··· SOURCE MATERIAL
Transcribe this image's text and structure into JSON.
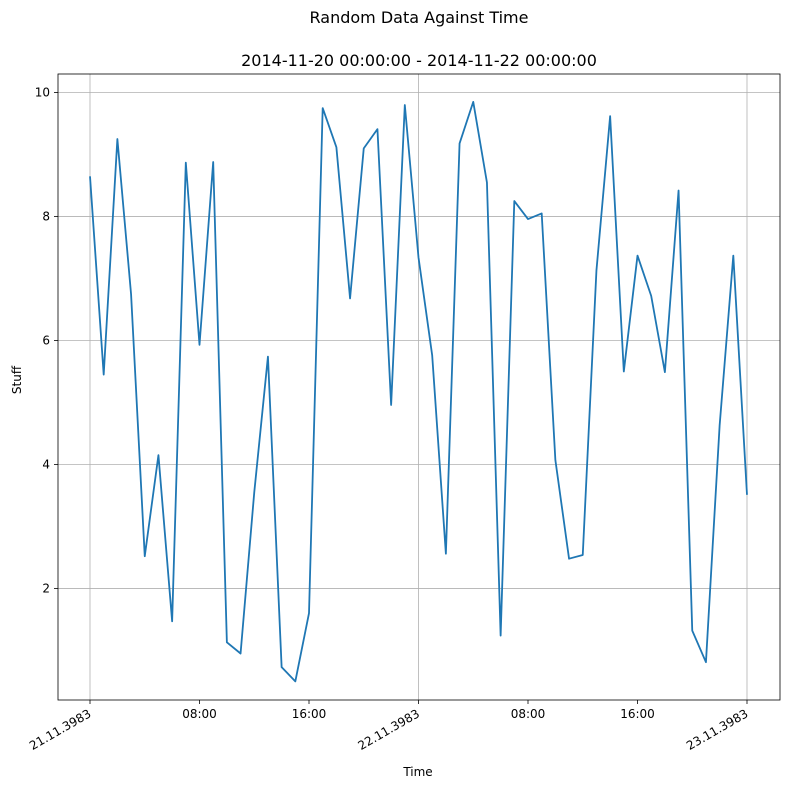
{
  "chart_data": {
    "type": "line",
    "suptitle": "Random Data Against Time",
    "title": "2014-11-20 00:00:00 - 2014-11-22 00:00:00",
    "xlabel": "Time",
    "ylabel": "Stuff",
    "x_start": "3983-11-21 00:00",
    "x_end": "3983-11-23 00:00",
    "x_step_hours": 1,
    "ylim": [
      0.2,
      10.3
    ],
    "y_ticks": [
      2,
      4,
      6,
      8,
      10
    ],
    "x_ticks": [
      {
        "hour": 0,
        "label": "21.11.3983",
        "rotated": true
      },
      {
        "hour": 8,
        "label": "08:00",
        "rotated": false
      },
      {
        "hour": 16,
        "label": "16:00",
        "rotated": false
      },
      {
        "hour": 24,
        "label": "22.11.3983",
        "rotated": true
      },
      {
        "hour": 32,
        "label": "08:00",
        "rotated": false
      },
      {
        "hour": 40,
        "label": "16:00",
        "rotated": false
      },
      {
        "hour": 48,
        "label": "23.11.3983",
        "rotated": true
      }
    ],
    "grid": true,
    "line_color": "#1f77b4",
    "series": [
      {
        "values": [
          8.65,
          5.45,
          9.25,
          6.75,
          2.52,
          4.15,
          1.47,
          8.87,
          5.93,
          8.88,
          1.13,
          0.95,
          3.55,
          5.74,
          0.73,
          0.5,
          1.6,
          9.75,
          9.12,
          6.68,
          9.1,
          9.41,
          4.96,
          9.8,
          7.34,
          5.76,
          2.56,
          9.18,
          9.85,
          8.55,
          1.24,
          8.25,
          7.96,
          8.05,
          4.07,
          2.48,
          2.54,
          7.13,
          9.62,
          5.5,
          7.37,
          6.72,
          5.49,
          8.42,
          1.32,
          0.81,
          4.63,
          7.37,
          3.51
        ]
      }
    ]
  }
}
······
··· SOURCE MATERIAL
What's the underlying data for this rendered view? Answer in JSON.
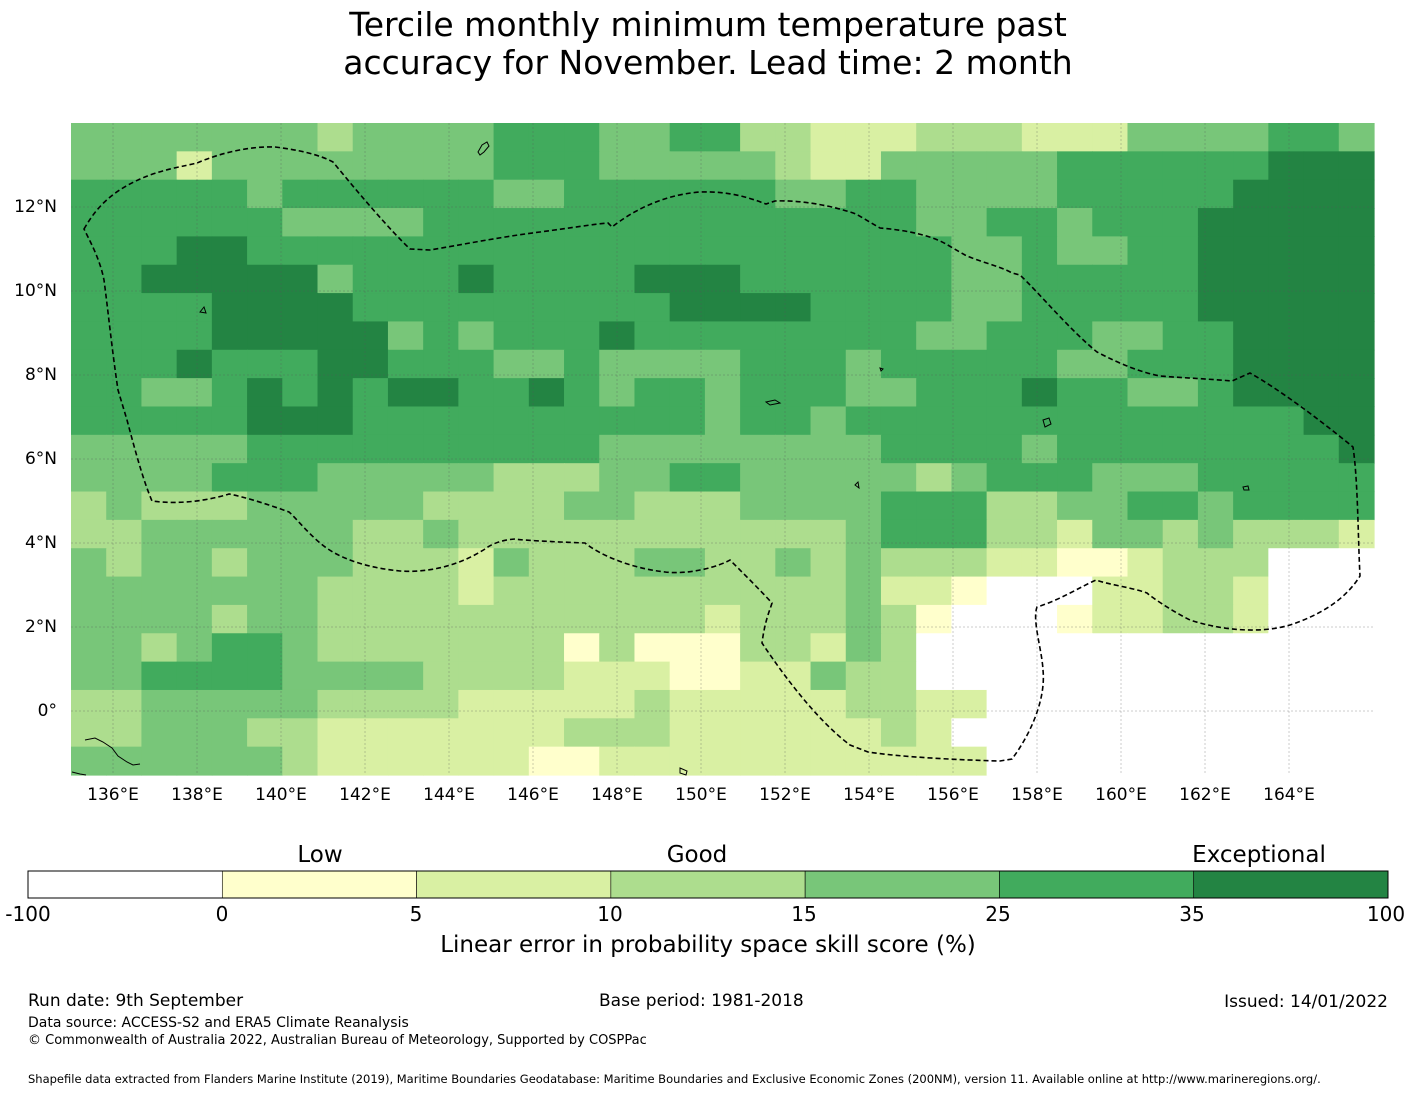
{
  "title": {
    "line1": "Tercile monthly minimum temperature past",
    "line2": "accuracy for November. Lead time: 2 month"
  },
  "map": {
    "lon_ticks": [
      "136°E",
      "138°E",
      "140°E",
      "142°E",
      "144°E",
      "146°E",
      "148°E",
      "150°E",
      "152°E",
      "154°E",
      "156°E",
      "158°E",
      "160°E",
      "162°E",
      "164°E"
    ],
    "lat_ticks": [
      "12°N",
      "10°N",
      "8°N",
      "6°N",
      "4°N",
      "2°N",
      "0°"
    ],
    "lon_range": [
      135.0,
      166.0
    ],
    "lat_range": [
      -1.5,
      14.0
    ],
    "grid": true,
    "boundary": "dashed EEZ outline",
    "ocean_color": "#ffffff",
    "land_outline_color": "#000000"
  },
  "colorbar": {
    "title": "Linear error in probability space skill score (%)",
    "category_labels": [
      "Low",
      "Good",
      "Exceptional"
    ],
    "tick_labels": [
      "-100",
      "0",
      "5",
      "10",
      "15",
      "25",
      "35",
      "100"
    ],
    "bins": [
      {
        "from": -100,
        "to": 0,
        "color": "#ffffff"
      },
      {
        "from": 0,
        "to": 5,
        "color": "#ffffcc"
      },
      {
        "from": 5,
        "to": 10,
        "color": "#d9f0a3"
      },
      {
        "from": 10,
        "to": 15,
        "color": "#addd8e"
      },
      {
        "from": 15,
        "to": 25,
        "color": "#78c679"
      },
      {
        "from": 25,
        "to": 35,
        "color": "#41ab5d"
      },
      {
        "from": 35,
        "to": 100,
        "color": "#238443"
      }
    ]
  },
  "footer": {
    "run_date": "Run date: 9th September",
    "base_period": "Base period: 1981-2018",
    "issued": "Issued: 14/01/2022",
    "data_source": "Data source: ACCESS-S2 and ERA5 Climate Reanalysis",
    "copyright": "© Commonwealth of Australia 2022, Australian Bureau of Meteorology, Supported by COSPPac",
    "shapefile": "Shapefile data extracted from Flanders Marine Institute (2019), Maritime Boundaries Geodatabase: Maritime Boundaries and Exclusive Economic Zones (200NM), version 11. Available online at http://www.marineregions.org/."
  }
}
······
## EXERCISE BRIEF
Only a number is wanted: how many lines contain the word "from"?

## TASK ANSWER
8